Task instructions:
Hunt for the word "предложения" across the entries below, copying each line that holds it.

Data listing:
○ ○ ○ ○

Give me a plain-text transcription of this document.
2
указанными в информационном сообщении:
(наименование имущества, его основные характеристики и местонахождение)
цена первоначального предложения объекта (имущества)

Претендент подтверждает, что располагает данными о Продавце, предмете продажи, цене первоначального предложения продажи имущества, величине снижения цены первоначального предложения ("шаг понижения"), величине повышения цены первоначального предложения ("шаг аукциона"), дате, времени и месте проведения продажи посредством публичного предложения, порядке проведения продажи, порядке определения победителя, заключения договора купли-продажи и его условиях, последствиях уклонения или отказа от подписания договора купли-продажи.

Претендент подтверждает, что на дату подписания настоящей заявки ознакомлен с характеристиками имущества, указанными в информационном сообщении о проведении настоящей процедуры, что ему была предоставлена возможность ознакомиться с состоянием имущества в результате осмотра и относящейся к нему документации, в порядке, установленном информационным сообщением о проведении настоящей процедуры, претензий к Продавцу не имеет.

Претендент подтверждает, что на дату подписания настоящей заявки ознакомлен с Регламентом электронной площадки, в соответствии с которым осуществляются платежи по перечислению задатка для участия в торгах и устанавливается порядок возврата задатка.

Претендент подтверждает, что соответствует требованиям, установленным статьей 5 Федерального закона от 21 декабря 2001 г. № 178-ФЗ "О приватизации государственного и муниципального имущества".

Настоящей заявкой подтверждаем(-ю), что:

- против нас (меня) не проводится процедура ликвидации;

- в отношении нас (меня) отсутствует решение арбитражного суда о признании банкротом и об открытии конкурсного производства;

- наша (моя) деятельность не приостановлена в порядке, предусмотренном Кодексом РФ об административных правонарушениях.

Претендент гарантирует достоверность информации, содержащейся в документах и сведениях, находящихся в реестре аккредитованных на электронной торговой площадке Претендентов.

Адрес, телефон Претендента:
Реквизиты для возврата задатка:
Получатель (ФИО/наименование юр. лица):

○ ○ ○ ○

Solution to this problem:
цена первоначального предложения объекта (имущества)
Претендент подтверждает, что располагает данными о Продавце, предмете продажи, цене первоначального предложения продажи имущества, величине снижения цены первоначального предложения ("шаг понижения"), величине повышения цены первоначального предложения ("шаг аукциона"), дате, времени и месте проведения продажи посредством публичного предложения, порядке проведения продажи, порядке определения победителя, заключения договора купли-продажи и его условиях, последствиях уклонения или отказа от подписания договора купли-продажи.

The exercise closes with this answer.